Exercise requirements: Search the listing for "Google" and copy every line where it appears.

Supplied data:
┌──

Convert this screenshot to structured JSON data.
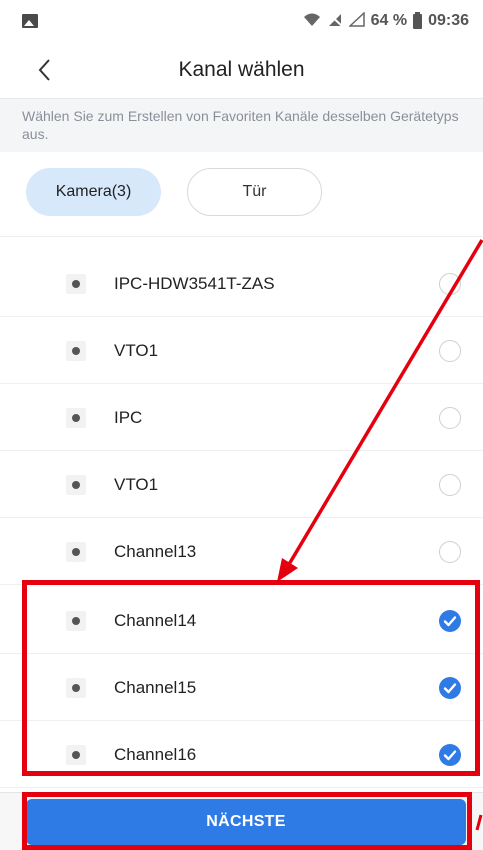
{
  "status_bar": {
    "battery_percent": "64 %",
    "time": "09:36",
    "icons": [
      "image-icon",
      "wifi-question-icon",
      "no-sim-icon",
      "signal-icon",
      "battery-icon"
    ]
  },
  "header": {
    "title": "Kanal wählen",
    "back_icon": "chevron-left-icon"
  },
  "hint": "Wählen Sie zum Erstellen von Favoriten Kanäle desselben Gerätetyps aus.",
  "tabs": [
    {
      "label": "Kamera(3)",
      "selected": true
    },
    {
      "label": "Tür",
      "selected": false
    }
  ],
  "channels": [
    {
      "name": "IPC-HDW3541T-ZAS",
      "checked": false
    },
    {
      "name": "VTO1",
      "checked": false
    },
    {
      "name": "IPC",
      "checked": false
    },
    {
      "name": "VTO1",
      "checked": false
    },
    {
      "name": "Channel13",
      "checked": false
    },
    {
      "name": "Channel14",
      "checked": true
    },
    {
      "name": "Channel15",
      "checked": true
    },
    {
      "name": "Channel16",
      "checked": true
    }
  ],
  "footer": {
    "next_label": "NÄCHSTE"
  },
  "colors": {
    "accent": "#2f7be5",
    "tab_selected": "#d7e8fb",
    "annotation": "#e5000f"
  }
}
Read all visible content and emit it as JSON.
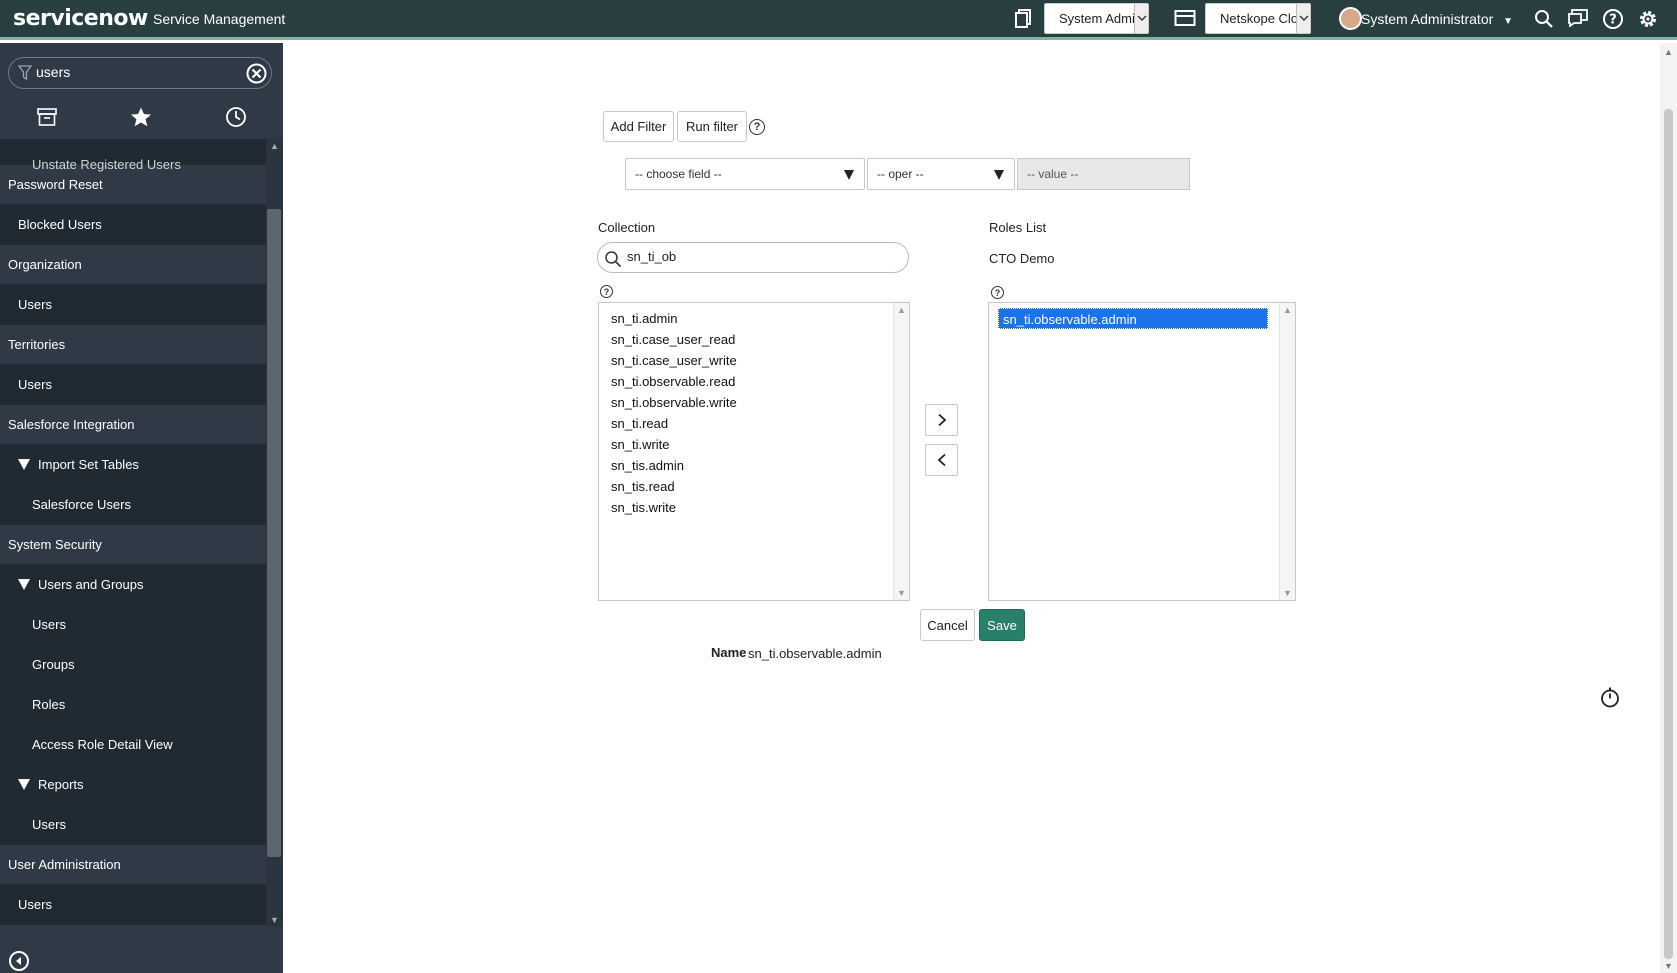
{
  "header": {
    "logo": "servicenow",
    "app_title": "Service Management",
    "scope_select": "System Admi",
    "instance_select": "Netskope Clo",
    "user_name": "System Administrator",
    "colors": {
      "bar": "#293e40",
      "accent": "#81b5a1"
    }
  },
  "sidebar": {
    "filter_value": "users",
    "partial_item": "Unstate Registered Users",
    "items": [
      {
        "label": "Password Reset",
        "level": "section"
      },
      {
        "label": "Blocked Users",
        "level": "l1"
      },
      {
        "label": "Organization",
        "level": "section"
      },
      {
        "label": "Users",
        "level": "l1"
      },
      {
        "label": "Territories",
        "level": "section"
      },
      {
        "label": "Users",
        "level": "l1"
      },
      {
        "label": "Salesforce Integration",
        "level": "section"
      },
      {
        "label": "Import Set Tables",
        "level": "group"
      },
      {
        "label": "Salesforce Users",
        "level": "l2"
      },
      {
        "label": "System Security",
        "level": "section"
      },
      {
        "label": "Users and Groups",
        "level": "group"
      },
      {
        "label": "Users",
        "level": "l2"
      },
      {
        "label": "Groups",
        "level": "l2"
      },
      {
        "label": "Roles",
        "level": "l2"
      },
      {
        "label": "Access Role Detail View",
        "level": "l2"
      },
      {
        "label": "Reports",
        "level": "group"
      },
      {
        "label": "Users",
        "level": "l2"
      },
      {
        "label": "User Administration",
        "level": "section"
      },
      {
        "label": "Users",
        "level": "l1"
      }
    ]
  },
  "filter": {
    "add_filter": "Add Filter",
    "run_filter": "Run filter",
    "choose_field": "-- choose field --",
    "oper": "-- oper --",
    "value": "-- value --"
  },
  "collection": {
    "label": "Collection",
    "search_value": "sn_ti_ob",
    "options": [
      "sn_ti.admin",
      "sn_ti.case_user_read",
      "sn_ti.case_user_write",
      "sn_ti.observable.read",
      "sn_ti.observable.write",
      "sn_ti.read",
      "sn_ti.write",
      "sn_tis.admin",
      "sn_tis.read",
      "sn_tis.write"
    ]
  },
  "roles_list": {
    "label": "Roles List",
    "subtitle": "CTO Demo",
    "options": [
      "sn_ti.observable.admin"
    ]
  },
  "actions": {
    "cancel": "Cancel",
    "save": "Save",
    "save_color": "#278069"
  },
  "name_field": {
    "label": "Name",
    "value": "sn_ti.observable.admin"
  }
}
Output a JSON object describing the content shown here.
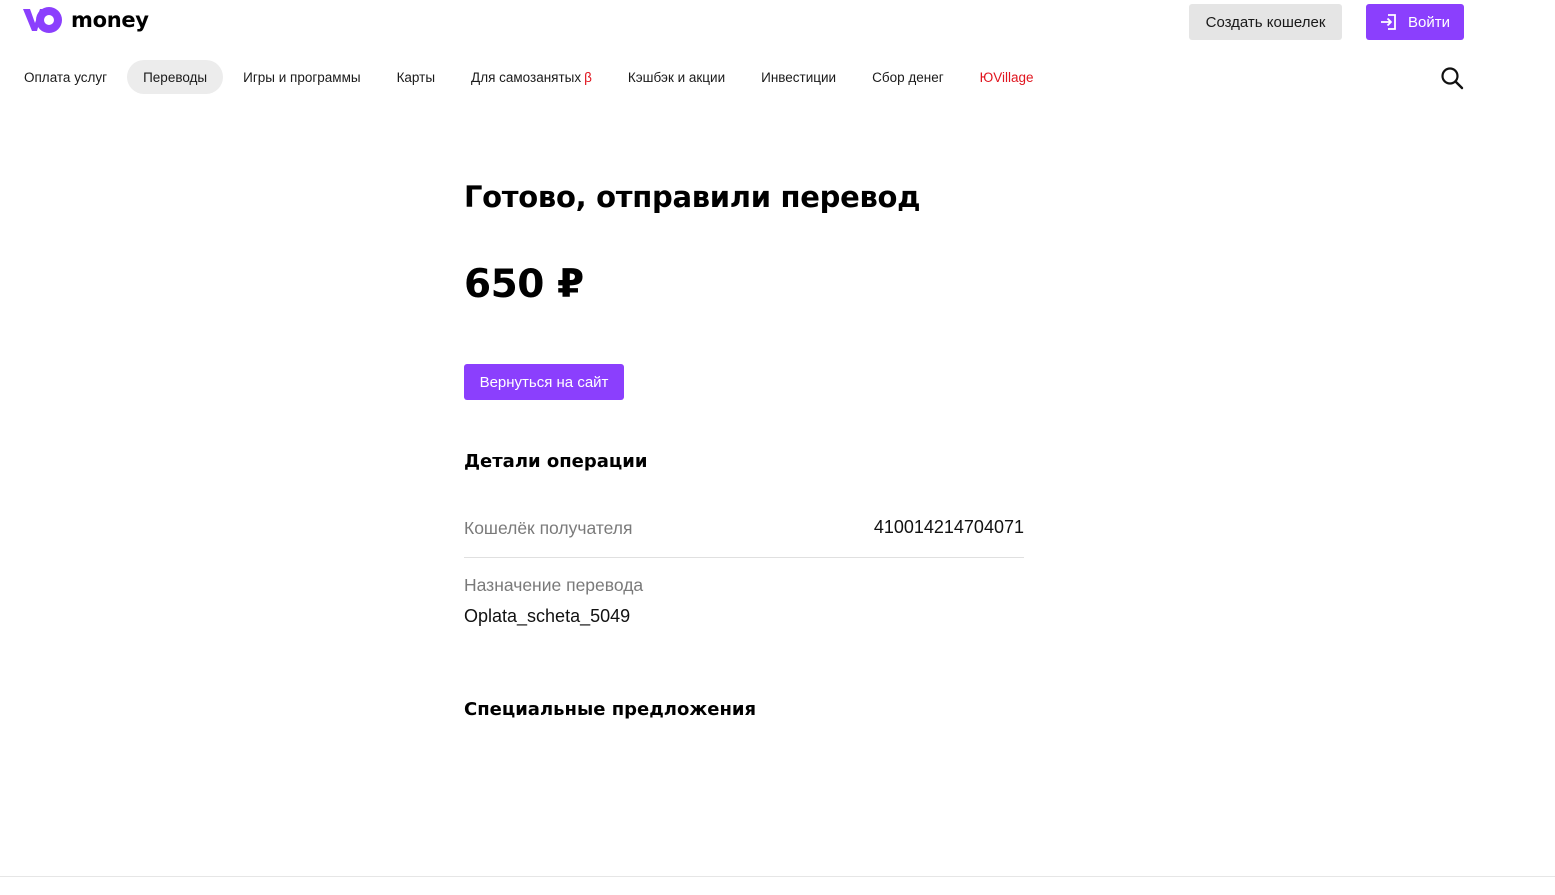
{
  "header": {
    "logo_text": "money",
    "create_wallet_label": "Создать кошелек",
    "login_label": "Войти",
    "brand_color": "#8b3ffd"
  },
  "nav": {
    "items": [
      {
        "label": "Оплата услуг",
        "active": false
      },
      {
        "label": "Переводы",
        "active": true
      },
      {
        "label": "Игры и программы",
        "active": false
      },
      {
        "label": "Карты",
        "active": false
      },
      {
        "label": "Для самозанятых",
        "badge": "β",
        "active": false
      },
      {
        "label": "Кэшбэк и акции",
        "active": false
      },
      {
        "label": "Инвестиции",
        "active": false
      },
      {
        "label": "Сбор денег",
        "active": false
      },
      {
        "label": "ЮVillage",
        "active": false,
        "color": "#e0141e"
      }
    ],
    "search_icon": "search-icon"
  },
  "main": {
    "title": "Готово, отправили перевод",
    "amount": "650 ₽",
    "back_button_label": "Вернуться на сайт",
    "details_title": "Детали операции",
    "details": {
      "wallet_label": "Кошелёк получателя",
      "wallet_value": "410014214704071",
      "purpose_label": "Назначение перевода",
      "purpose_value": "Oplata_scheta_5049"
    },
    "offers_title": "Специальные предложения"
  }
}
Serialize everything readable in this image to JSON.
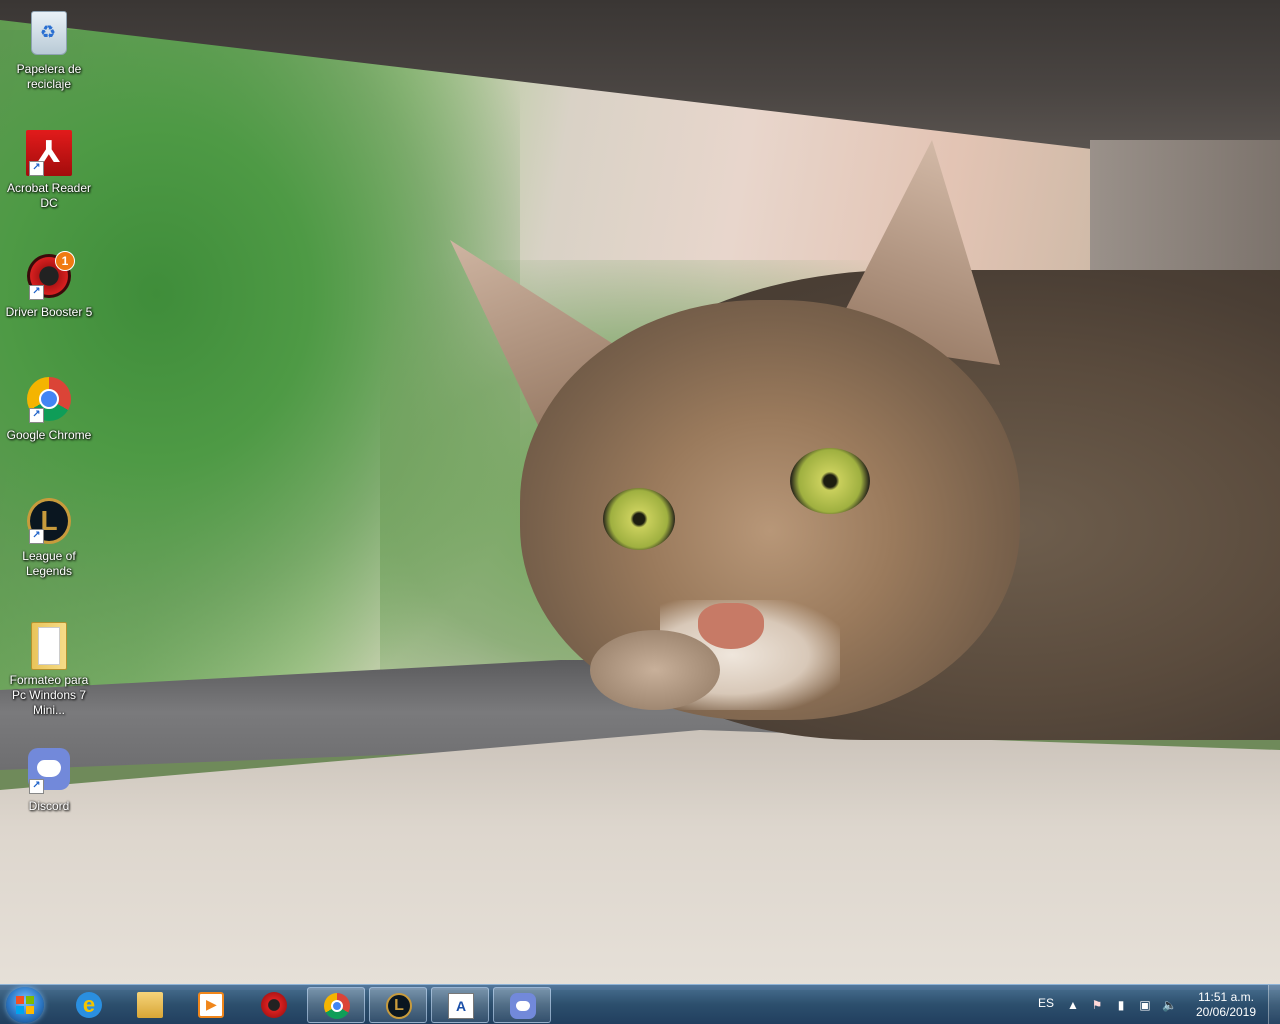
{
  "desktop_icons": [
    {
      "label": "Papelera de reciclaje",
      "icon": "recycle-bin-icon",
      "shortcut": false
    },
    {
      "label": "Acrobat Reader DC",
      "icon": "acrobat-reader-icon",
      "shortcut": true
    },
    {
      "label": "Driver Booster 5",
      "icon": "driver-booster-icon",
      "shortcut": true,
      "badge": "1"
    },
    {
      "label": "Google Chrome",
      "icon": "chrome-icon",
      "shortcut": true
    },
    {
      "label": "League of Legends",
      "icon": "league-of-legends-icon",
      "shortcut": true
    },
    {
      "label": "Formateo para Pc Windons 7 Mini...",
      "icon": "folder-icon",
      "shortcut": false
    },
    {
      "label": "Discord",
      "icon": "discord-icon",
      "shortcut": true
    }
  ],
  "taskbar": {
    "pinned": [
      {
        "name": "Internet Explorer",
        "icon": "internet-explorer-icon",
        "open": false,
        "glyph": "e"
      },
      {
        "name": "Windows Explorer",
        "icon": "file-explorer-icon",
        "open": false
      },
      {
        "name": "Windows Media Player",
        "icon": "media-player-icon",
        "open": false
      },
      {
        "name": "Driver Booster",
        "icon": "driver-booster-icon",
        "open": false
      },
      {
        "name": "Google Chrome",
        "icon": "chrome-icon",
        "open": true
      },
      {
        "name": "League of Legends",
        "icon": "league-of-legends-icon",
        "open": true,
        "glyph": "L"
      },
      {
        "name": "WordPad",
        "icon": "wordpad-icon",
        "open": true,
        "glyph": "A"
      },
      {
        "name": "Discord",
        "icon": "discord-icon",
        "open": true
      }
    ],
    "tray": {
      "language": "ES",
      "icons": [
        "show-hidden-icons-icon",
        "action-center-flag-icon",
        "power-icon",
        "network-icon",
        "volume-icon"
      ],
      "time": "11:51 a.m.",
      "date": "20/06/2019"
    }
  },
  "colors": {
    "taskbar": "#2e5a85",
    "discord": "#7289da",
    "acrobat": "#e21b1b"
  }
}
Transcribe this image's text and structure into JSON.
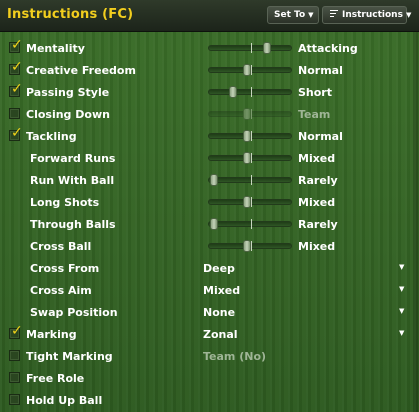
{
  "header": {
    "title": "Instructions (FC)",
    "set_to_label": "Set To",
    "instructions_label": "Instructions"
  },
  "icons": {
    "header_dropdown_caret": "caret-down-icon",
    "instructions_menu": "list-icon",
    "checkmark": "checkmark-icon"
  },
  "colors": {
    "title": "#f2ce1e",
    "checkmark": "#f0d21a",
    "background": "#356525",
    "dim_text": "#9fb596"
  },
  "rows": [
    {
      "label": "Mentality",
      "checked": true,
      "control": "slider",
      "level": 0.73,
      "value": "Attacking"
    },
    {
      "label": "Creative Freedom",
      "checked": true,
      "control": "slider",
      "level": 0.46,
      "value": "Normal"
    },
    {
      "label": "Passing Style",
      "checked": true,
      "control": "slider",
      "level": 0.27,
      "value": "Short"
    },
    {
      "label": "Closing Down",
      "checked": false,
      "control": "slider",
      "level": 0.46,
      "value": "Team",
      "disabled": true
    },
    {
      "label": "Tackling",
      "checked": true,
      "control": "slider",
      "level": 0.46,
      "value": "Normal"
    },
    {
      "label": "Forward Runs",
      "control": "slider",
      "level": 0.46,
      "value": "Mixed"
    },
    {
      "label": "Run With Ball",
      "control": "slider",
      "level": 0.03,
      "value": "Rarely"
    },
    {
      "label": "Long Shots",
      "control": "slider",
      "level": 0.46,
      "value": "Mixed"
    },
    {
      "label": "Through Balls",
      "control": "slider",
      "level": 0.03,
      "value": "Rarely"
    },
    {
      "label": "Cross Ball",
      "control": "slider",
      "level": 0.46,
      "value": "Mixed"
    },
    {
      "label": "Cross From",
      "control": "dropdown",
      "value": "Deep"
    },
    {
      "label": "Cross Aim",
      "control": "dropdown",
      "value": "Mixed"
    },
    {
      "label": "Swap Position",
      "control": "dropdown",
      "value": "None"
    },
    {
      "label": "Marking",
      "checked": true,
      "control": "dropdown",
      "value": "Zonal"
    },
    {
      "label": "Tight Marking",
      "checked": false,
      "control": "text",
      "value": "Team (No)",
      "disabled": true
    },
    {
      "label": "Free Role",
      "checked": false,
      "control": "none"
    },
    {
      "label": "Hold Up Ball",
      "checked": false,
      "control": "none"
    }
  ]
}
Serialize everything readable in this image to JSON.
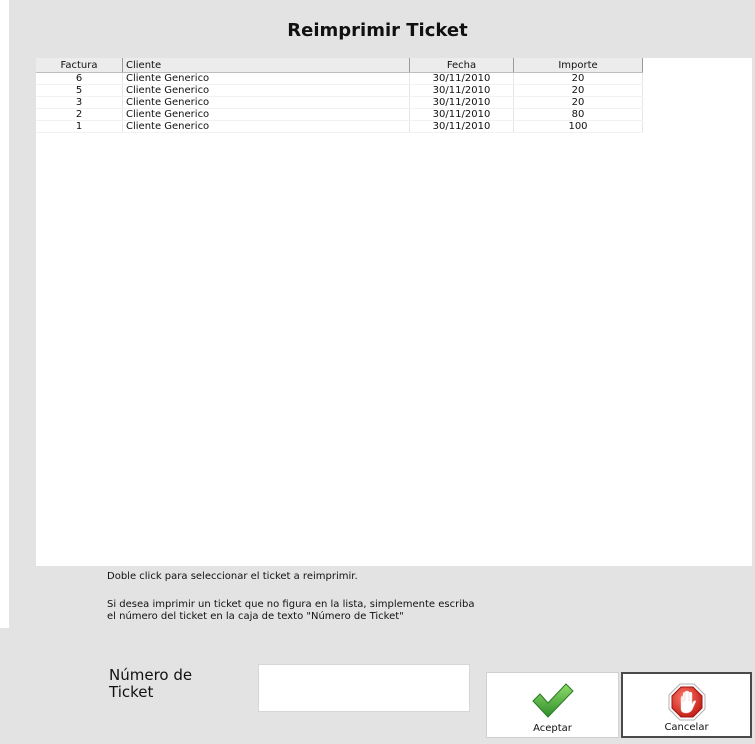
{
  "title": "Reimprimir Ticket",
  "table": {
    "columns": [
      "Factura",
      "Cliente",
      "Fecha",
      "Importe"
    ],
    "rows": [
      {
        "factura": "6",
        "cliente": "Cliente Generico",
        "fecha": "30/11/2010",
        "importe": "20"
      },
      {
        "factura": "5",
        "cliente": "Cliente Generico",
        "fecha": "30/11/2010",
        "importe": "20"
      },
      {
        "factura": "3",
        "cliente": "Cliente Generico",
        "fecha": "30/11/2010",
        "importe": "20"
      },
      {
        "factura": "2",
        "cliente": "Cliente Generico",
        "fecha": "30/11/2010",
        "importe": "80"
      },
      {
        "factura": "1",
        "cliente": "Cliente Generico",
        "fecha": "30/11/2010",
        "importe": "100"
      }
    ]
  },
  "hints": {
    "double_click": "Doble click para seleccionar el ticket a reimprimir.",
    "manual_line1": "Si desea imprimir un ticket que no figura en la lista, simplemente escriba",
    "manual_line2": "el número del ticket en la caja de texto \"Número de Ticket\""
  },
  "ticket_field": {
    "label_line1": "Número de",
    "label_line2": "Ticket",
    "value": ""
  },
  "buttons": {
    "accept": {
      "label": "Aceptar",
      "icon": "checkmark-icon",
      "color": "#3aa63a"
    },
    "cancel": {
      "label": "Cancelar",
      "icon": "stop-hand-icon",
      "color": "#d8261e"
    }
  }
}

└──

Written response:
      "label": "Google Chrome",
        "name": "Google Chrome",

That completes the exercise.